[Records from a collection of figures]
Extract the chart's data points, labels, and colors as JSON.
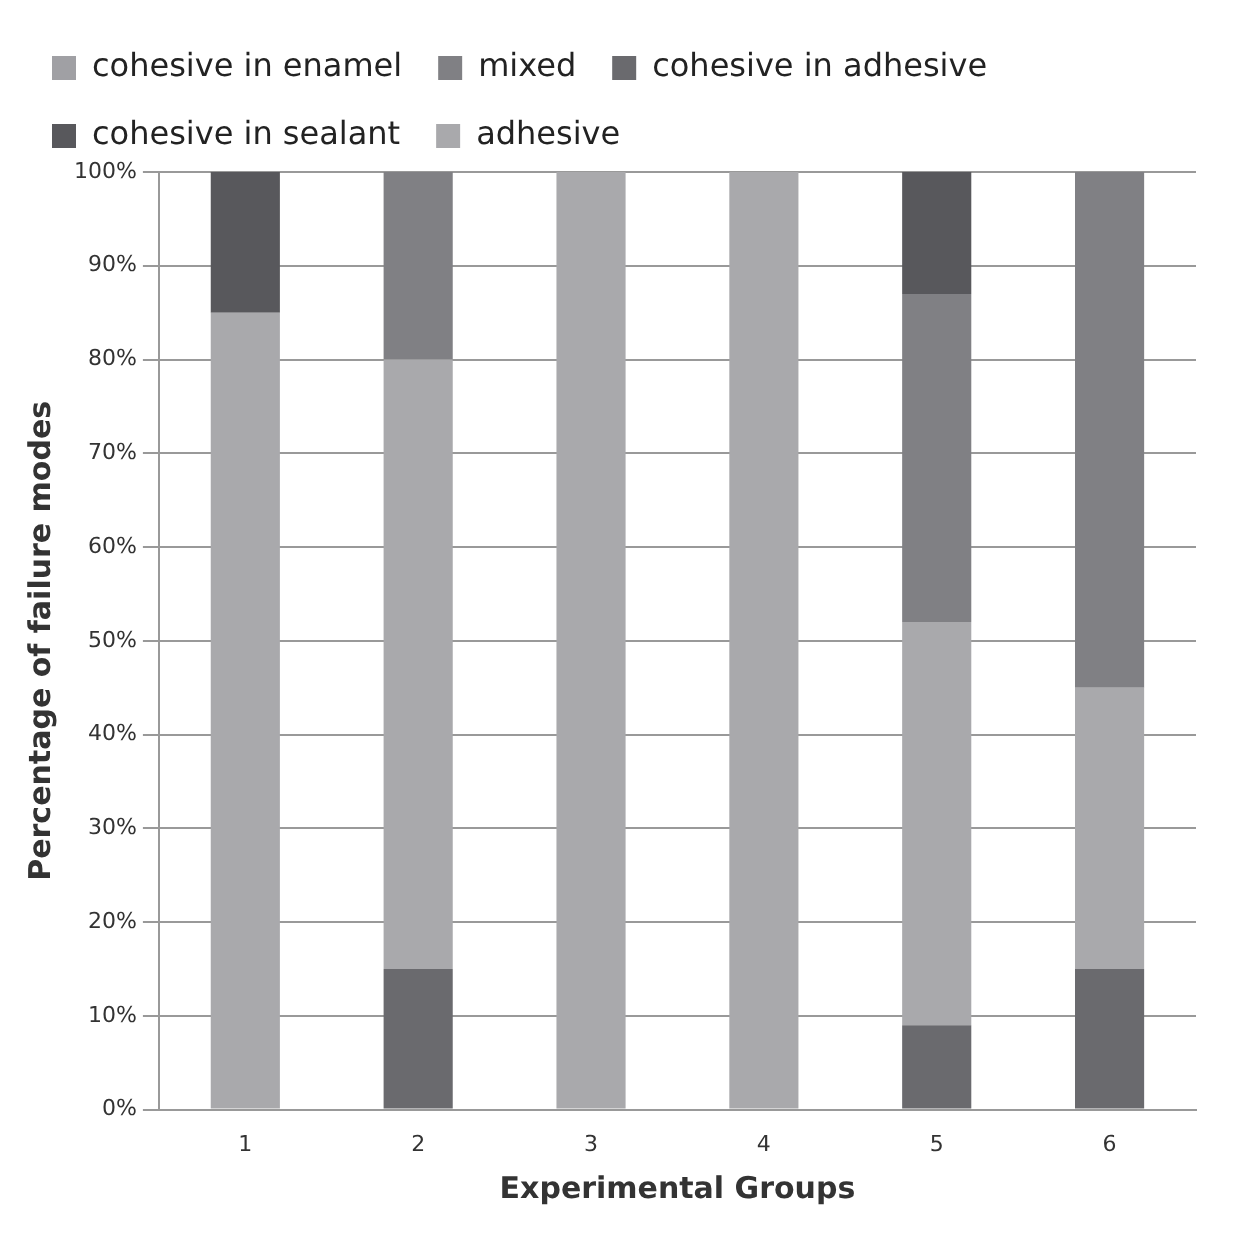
{
  "chart_data": {
    "type": "bar",
    "stacked": true,
    "xlabel": "Experimental Groups",
    "ylabel": "Percentage of failure modes",
    "categories": [
      "1",
      "2",
      "3",
      "4",
      "5",
      "6"
    ],
    "series": [
      {
        "name": "cohesive in enamel",
        "color": "#a0a0a4",
        "values": [
          0,
          0,
          0,
          0,
          0,
          0
        ]
      },
      {
        "name": "cohesive in adhesive",
        "color": "#6a6a6e",
        "values": [
          0,
          15,
          0,
          0,
          9,
          15
        ]
      },
      {
        "name": "adhesive",
        "color": "#a9a9ac",
        "values": [
          85,
          65,
          100,
          100,
          43,
          30
        ]
      },
      {
        "name": "mixed",
        "color": "#808084",
        "values": [
          0,
          20,
          0,
          0,
          35,
          55
        ]
      },
      {
        "name": "cohesive in sealant",
        "color": "#58585c",
        "values": [
          15,
          0,
          0,
          0,
          13,
          0
        ]
      }
    ],
    "ylim": [
      0,
      100
    ],
    "yticks": [
      {
        "value": 0,
        "label": "0%"
      },
      {
        "value": 10,
        "label": "10%"
      },
      {
        "value": 20,
        "label": "20%"
      },
      {
        "value": 30,
        "label": "30%"
      },
      {
        "value": 40,
        "label": "40%"
      },
      {
        "value": 50,
        "label": "50%"
      },
      {
        "value": 60,
        "label": "60%"
      },
      {
        "value": 70,
        "label": "70%"
      },
      {
        "value": 80,
        "label": "80%"
      },
      {
        "value": 90,
        "label": "90%"
      },
      {
        "value": 100,
        "label": "100%"
      }
    ],
    "grid": "y",
    "legend": "top"
  }
}
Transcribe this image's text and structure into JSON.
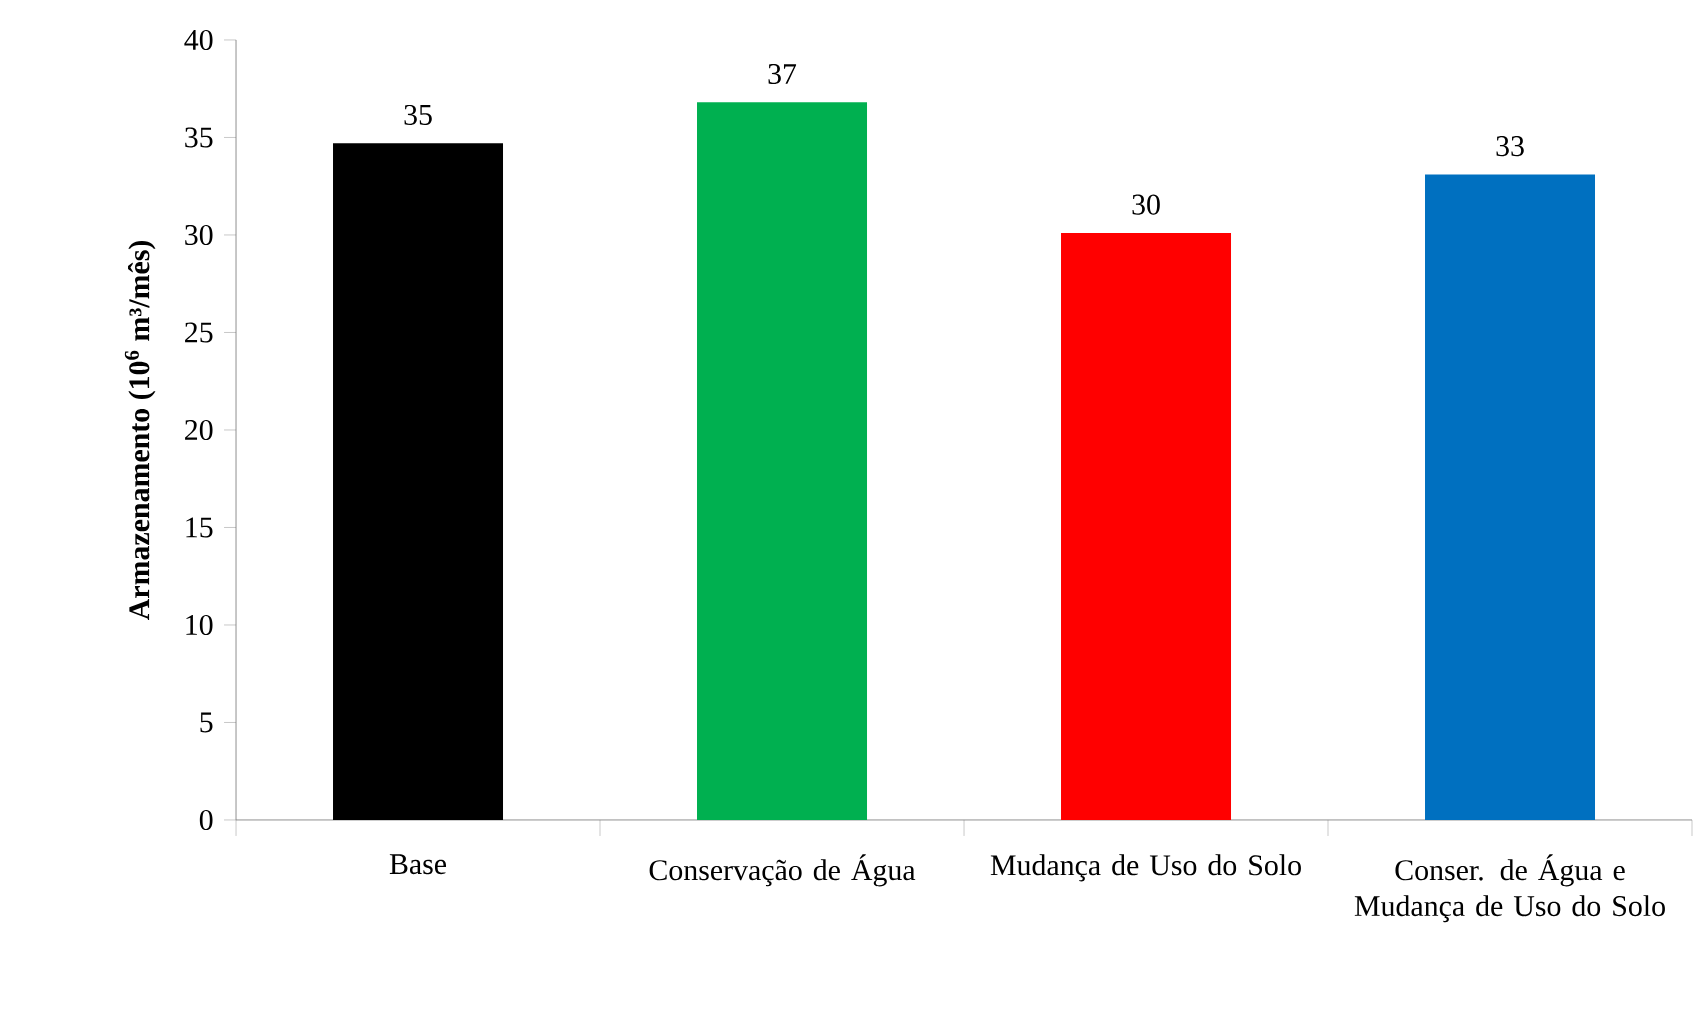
{
  "chart_data": {
    "type": "bar",
    "ylabel": "Armazenamento (10$^{6}$ m³/mês)",
    "categories": [
      "Base",
      "Conservação de Água",
      "Mudança de Uso do Solo",
      "Conser. de Água e Mudança de Uso do Solo"
    ],
    "values": [
      34.7,
      36.8,
      30.1,
      33.1
    ],
    "value_labels": [
      "35",
      "37",
      "30",
      "33"
    ],
    "colors": [
      "#000000",
      "#00b050",
      "#ff0000",
      "#0070c0"
    ],
    "ylim": [
      0,
      40
    ],
    "yticks": [
      0,
      5,
      10,
      15,
      20,
      25,
      30,
      35,
      40
    ],
    "grid": false
  }
}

» Work to be completed:
Repeat each entry above word for word, leaving every picture out.

» Response:
Extract the chart's data points, labels, and colors as JSON.
{
  "chart_data": {
    "type": "bar",
    "stacked": true,
    "xlabel": "Experimental Groups",
    "ylabel": "Percentage of failure modes",
    "categories": [
      "1",
      "2",
      "3",
      "4",
      "5",
      "6"
    ],
    "series": [
      {
        "name": "cohesive in enamel",
        "color": "#a0a0a4",
        "values": [
          0,
          0,
          0,
          0,
          0,
          0
        ]
      },
      {
        "name": "cohesive in adhesive",
        "color": "#6a6a6e",
        "values": [
          0,
          15,
          0,
          0,
          9,
          15
        ]
      },
      {
        "name": "adhesive",
        "color": "#a9a9ac",
        "values": [
          85,
          65,
          100,
          100,
          43,
          30
        ]
      },
      {
        "name": "mixed",
        "color": "#808084",
        "values": [
          0,
          20,
          0,
          0,
          35,
          55
        ]
      },
      {
        "name": "cohesive in sealant",
        "color": "#58585c",
        "values": [
          15,
          0,
          0,
          0,
          13,
          0
        ]
      }
    ],
    "ylim": [
      0,
      100
    ],
    "yticks": [
      {
        "value": 0,
        "label": "0%"
      },
      {
        "value": 10,
        "label": "10%"
      },
      {
        "value": 20,
        "label": "20%"
      },
      {
        "value": 30,
        "label": "30%"
      },
      {
        "value": 40,
        "label": "40%"
      },
      {
        "value": 50,
        "label": "50%"
      },
      {
        "value": 60,
        "label": "60%"
      },
      {
        "value": 70,
        "label": "70%"
      },
      {
        "value": 80,
        "label": "80%"
      },
      {
        "value": 90,
        "label": "90%"
      },
      {
        "value": 100,
        "label": "100%"
      }
    ],
    "grid": "y",
    "legend": "top"
  }
}
Transcribe this image's text and structure into JSON.
{
  "chart_data": {
    "type": "bar",
    "ylabel": "Armazenamento (10$^{6}$ m³/mês)",
    "categories": [
      "Base",
      "Conservação de Água",
      "Mudança de Uso do Solo",
      "Conser. de Água e Mudança de Uso do Solo"
    ],
    "values": [
      34.7,
      36.8,
      30.1,
      33.1
    ],
    "value_labels": [
      "35",
      "37",
      "30",
      "33"
    ],
    "colors": [
      "#000000",
      "#00b050",
      "#ff0000",
      "#0070c0"
    ],
    "ylim": [
      0,
      40
    ],
    "yticks": [
      0,
      5,
      10,
      15,
      20,
      25,
      30,
      35,
      40
    ],
    "grid": false
  }
}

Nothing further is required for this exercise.